Goal -
Reproduce the material in full, exactly as written.

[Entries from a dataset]

*****

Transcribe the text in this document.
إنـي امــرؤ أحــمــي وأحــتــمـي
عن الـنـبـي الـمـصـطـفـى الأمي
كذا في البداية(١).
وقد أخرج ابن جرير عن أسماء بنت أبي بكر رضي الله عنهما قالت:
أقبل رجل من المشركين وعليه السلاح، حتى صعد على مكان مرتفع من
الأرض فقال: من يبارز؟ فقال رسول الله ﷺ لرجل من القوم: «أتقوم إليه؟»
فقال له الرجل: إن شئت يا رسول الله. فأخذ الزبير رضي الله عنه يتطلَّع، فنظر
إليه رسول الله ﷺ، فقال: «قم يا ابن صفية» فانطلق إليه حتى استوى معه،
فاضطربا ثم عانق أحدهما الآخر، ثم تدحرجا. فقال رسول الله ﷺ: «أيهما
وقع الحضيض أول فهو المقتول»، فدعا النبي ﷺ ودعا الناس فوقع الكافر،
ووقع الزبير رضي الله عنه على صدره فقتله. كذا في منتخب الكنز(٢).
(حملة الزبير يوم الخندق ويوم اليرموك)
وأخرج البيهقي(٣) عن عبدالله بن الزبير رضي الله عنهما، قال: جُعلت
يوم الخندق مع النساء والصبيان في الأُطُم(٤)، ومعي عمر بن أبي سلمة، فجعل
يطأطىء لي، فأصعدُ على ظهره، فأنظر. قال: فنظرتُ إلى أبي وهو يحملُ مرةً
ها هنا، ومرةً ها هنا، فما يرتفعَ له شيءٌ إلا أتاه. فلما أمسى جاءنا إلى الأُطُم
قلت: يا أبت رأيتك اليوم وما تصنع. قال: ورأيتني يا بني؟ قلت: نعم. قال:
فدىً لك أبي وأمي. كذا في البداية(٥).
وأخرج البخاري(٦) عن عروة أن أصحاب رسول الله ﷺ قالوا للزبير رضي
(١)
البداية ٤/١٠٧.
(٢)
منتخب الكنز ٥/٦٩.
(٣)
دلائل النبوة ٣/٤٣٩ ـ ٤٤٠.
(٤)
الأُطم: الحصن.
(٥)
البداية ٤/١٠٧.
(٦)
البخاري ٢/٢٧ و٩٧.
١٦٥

*****

Response -
Transcribe the text in this document.
إنـي امــرؤ أحــمــي وأحــتــمـي
عن الـنـبـي الـمـصـطـفـى الأمي
كذا في البداية(١).
وقد أخرج ابن جرير عن أسماء بنت أبي بكر رضي الله عنهما قالت:
أقبل رجل من المشركين وعليه السلاح، حتى صعد على مكان مرتفع من
الأرض فقال: من يبارز؟ فقال رسول الله ﷺ لرجل من القوم: «أتقوم إليه؟»
فقال له الرجل: إن شئت يا رسول الله. فأخذ الزبير رضي الله عنه يتطلَّع، فنظر
إليه رسول الله ﷺ، فقال: «قم يا ابن صفية» فانطلق إليه حتى استوى معه،
فاضطربا ثم عانق أحدهما الآخر، ثم تدحرجا. فقال رسول الله ﷺ: «أيهما
وقع الحضيض أول فهو المقتول»، فدعا النبي ﷺ ودعا الناس فوقع الكافر،
ووقع الزبير رضي الله عنه على صدره فقتله. كذا في منتخب الكنز(٢).
(حملة الزبير يوم الخندق ويوم اليرموك)
وأخرج البيهقي(٣) عن عبدالله بن الزبير رضي الله عنهما، قال: جُعلت
يوم الخندق مع النساء والصبيان في الأُطُم(٤)، ومعي عمر بن أبي سلمة، فجعل
يطأطىء لي، فأصعدُ على ظهره، فأنظر. قال: فنظرتُ إلى أبي وهو يحملُ مرةً
ها هنا، ومرةً ها هنا، فما يرتفعَ له شيءٌ إلا أتاه. فلما أمسى جاءنا إلى الأُطُم
قلت: يا أبت رأيتك اليوم وما تصنع. قال: ورأيتني يا بني؟ قلت: نعم. قال:
فدىً لك أبي وأمي. كذا في البداية(٥).
وأخرج البخاري(٦) عن عروة أن أصحاب رسول الله ﷺ قالوا للزبير رضي
(١)
البداية ٤/١٠٧.
(٢)
منتخب الكنز ٥/٦٩.
(٣)
دلائل النبوة ٣/٤٣٩ ـ ٤٤٠.
(٤)
الأُطم: الحصن.
(٥)
البداية ٤/١٠٧.
(٦)
البخاري ٢/٢٧ و٩٧.
١٦٥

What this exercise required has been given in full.